((

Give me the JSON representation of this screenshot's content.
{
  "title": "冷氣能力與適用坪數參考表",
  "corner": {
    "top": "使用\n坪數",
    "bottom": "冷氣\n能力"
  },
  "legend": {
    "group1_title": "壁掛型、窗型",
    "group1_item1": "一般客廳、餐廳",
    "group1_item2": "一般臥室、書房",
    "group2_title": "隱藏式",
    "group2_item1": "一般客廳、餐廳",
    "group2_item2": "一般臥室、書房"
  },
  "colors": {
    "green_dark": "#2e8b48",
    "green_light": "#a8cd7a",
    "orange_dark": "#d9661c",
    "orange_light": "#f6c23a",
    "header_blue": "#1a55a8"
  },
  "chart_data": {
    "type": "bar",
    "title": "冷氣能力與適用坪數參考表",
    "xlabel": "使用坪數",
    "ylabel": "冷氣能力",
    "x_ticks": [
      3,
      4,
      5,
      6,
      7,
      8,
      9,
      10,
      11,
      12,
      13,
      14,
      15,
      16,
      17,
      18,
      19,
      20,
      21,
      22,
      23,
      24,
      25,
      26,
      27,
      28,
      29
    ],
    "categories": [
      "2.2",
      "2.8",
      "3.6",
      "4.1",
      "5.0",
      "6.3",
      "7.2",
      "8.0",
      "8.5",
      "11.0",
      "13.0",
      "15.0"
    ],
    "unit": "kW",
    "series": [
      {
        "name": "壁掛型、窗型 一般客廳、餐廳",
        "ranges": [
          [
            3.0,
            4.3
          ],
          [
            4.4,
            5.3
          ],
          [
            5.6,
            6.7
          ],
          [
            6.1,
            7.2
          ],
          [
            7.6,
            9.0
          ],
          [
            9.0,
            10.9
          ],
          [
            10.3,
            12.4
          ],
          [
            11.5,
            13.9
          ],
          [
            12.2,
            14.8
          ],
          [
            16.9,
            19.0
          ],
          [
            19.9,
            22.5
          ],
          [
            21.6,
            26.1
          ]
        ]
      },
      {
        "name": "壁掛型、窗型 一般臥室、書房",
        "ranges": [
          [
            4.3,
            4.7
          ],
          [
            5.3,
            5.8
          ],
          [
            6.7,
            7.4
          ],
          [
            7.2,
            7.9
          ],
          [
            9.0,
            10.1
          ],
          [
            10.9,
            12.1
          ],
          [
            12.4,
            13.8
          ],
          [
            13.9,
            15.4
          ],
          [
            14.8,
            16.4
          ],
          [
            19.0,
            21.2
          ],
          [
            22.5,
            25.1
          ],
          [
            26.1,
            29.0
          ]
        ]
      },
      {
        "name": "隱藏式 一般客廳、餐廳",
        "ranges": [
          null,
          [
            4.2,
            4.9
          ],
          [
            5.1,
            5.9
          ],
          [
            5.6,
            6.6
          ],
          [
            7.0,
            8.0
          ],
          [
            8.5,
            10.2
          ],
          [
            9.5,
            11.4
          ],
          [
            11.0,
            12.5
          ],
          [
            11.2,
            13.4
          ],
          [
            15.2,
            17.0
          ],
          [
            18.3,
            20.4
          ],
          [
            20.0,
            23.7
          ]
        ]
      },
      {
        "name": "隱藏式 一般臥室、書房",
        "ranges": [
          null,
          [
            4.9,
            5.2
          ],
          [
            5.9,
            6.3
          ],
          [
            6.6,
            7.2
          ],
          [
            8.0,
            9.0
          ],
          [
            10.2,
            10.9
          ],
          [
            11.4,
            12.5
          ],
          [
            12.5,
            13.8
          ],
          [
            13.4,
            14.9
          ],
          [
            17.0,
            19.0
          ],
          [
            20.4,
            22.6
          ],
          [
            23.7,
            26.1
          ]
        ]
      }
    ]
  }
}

))

== Request ==
Extract each record, keeping it identical to the original.

== Completed exercise ==
Give me the JSON representation of this screenshot's content.
{
  "title": "冷氣能力與適用坪數參考表",
  "corner": {
    "top": "使用\n坪數",
    "bottom": "冷氣\n能力"
  },
  "legend": {
    "group1_title": "壁掛型、窗型",
    "group1_item1": "一般客廳、餐廳",
    "group1_item2": "一般臥室、書房",
    "group2_title": "隱藏式",
    "group2_item1": "一般客廳、餐廳",
    "group2_item2": "一般臥室、書房"
  },
  "colors": {
    "green_dark": "#2e8b48",
    "green_light": "#a8cd7a",
    "orange_dark": "#d9661c",
    "orange_light": "#f6c23a",
    "header_blue": "#1a55a8"
  },
  "chart_data": {
    "type": "bar",
    "title": "冷氣能力與適用坪數參考表",
    "xlabel": "使用坪數",
    "ylabel": "冷氣能力",
    "x_ticks": [
      3,
      4,
      5,
      6,
      7,
      8,
      9,
      10,
      11,
      12,
      13,
      14,
      15,
      16,
      17,
      18,
      19,
      20,
      21,
      22,
      23,
      24,
      25,
      26,
      27,
      28,
      29
    ],
    "categories": [
      "2.2",
      "2.8",
      "3.6",
      "4.1",
      "5.0",
      "6.3",
      "7.2",
      "8.0",
      "8.5",
      "11.0",
      "13.0",
      "15.0"
    ],
    "unit": "kW",
    "series": [
      {
        "name": "壁掛型、窗型 一般客廳、餐廳",
        "ranges": [
          [
            3.0,
            4.3
          ],
          [
            4.4,
            5.3
          ],
          [
            5.6,
            6.7
          ],
          [
            6.1,
            7.2
          ],
          [
            7.6,
            9.0
          ],
          [
            9.0,
            10.9
          ],
          [
            10.3,
            12.4
          ],
          [
            11.5,
            13.9
          ],
          [
            12.2,
            14.8
          ],
          [
            16.9,
            19.0
          ],
          [
            19.9,
            22.5
          ],
          [
            21.6,
            26.1
          ]
        ]
      },
      {
        "name": "壁掛型、窗型 一般臥室、書房",
        "ranges": [
          [
            4.3,
            4.7
          ],
          [
            5.3,
            5.8
          ],
          [
            6.7,
            7.4
          ],
          [
            7.2,
            7.9
          ],
          [
            9.0,
            10.1
          ],
          [
            10.9,
            12.1
          ],
          [
            12.4,
            13.8
          ],
          [
            13.9,
            15.4
          ],
          [
            14.8,
            16.4
          ],
          [
            19.0,
            21.2
          ],
          [
            22.5,
            25.1
          ],
          [
            26.1,
            29.0
          ]
        ]
      },
      {
        "name": "隱藏式 一般客廳、餐廳",
        "ranges": [
          null,
          [
            4.2,
            4.9
          ],
          [
            5.1,
            5.9
          ],
          [
            5.6,
            6.6
          ],
          [
            7.0,
            8.0
          ],
          [
            8.5,
            10.2
          ],
          [
            9.5,
            11.4
          ],
          [
            11.0,
            12.5
          ],
          [
            11.2,
            13.4
          ],
          [
            15.2,
            17.0
          ],
          [
            18.3,
            20.4
          ],
          [
            20.0,
            23.7
          ]
        ]
      },
      {
        "name": "隱藏式 一般臥室、書房",
        "ranges": [
          null,
          [
            4.9,
            5.2
          ],
          [
            5.9,
            6.3
          ],
          [
            6.6,
            7.2
          ],
          [
            8.0,
            9.0
          ],
          [
            10.2,
            10.9
          ],
          [
            11.4,
            12.5
          ],
          [
            12.5,
            13.8
          ],
          [
            13.4,
            14.9
          ],
          [
            17.0,
            19.0
          ],
          [
            20.4,
            22.6
          ],
          [
            23.7,
            26.1
          ]
        ]
      }
    ]
  }
}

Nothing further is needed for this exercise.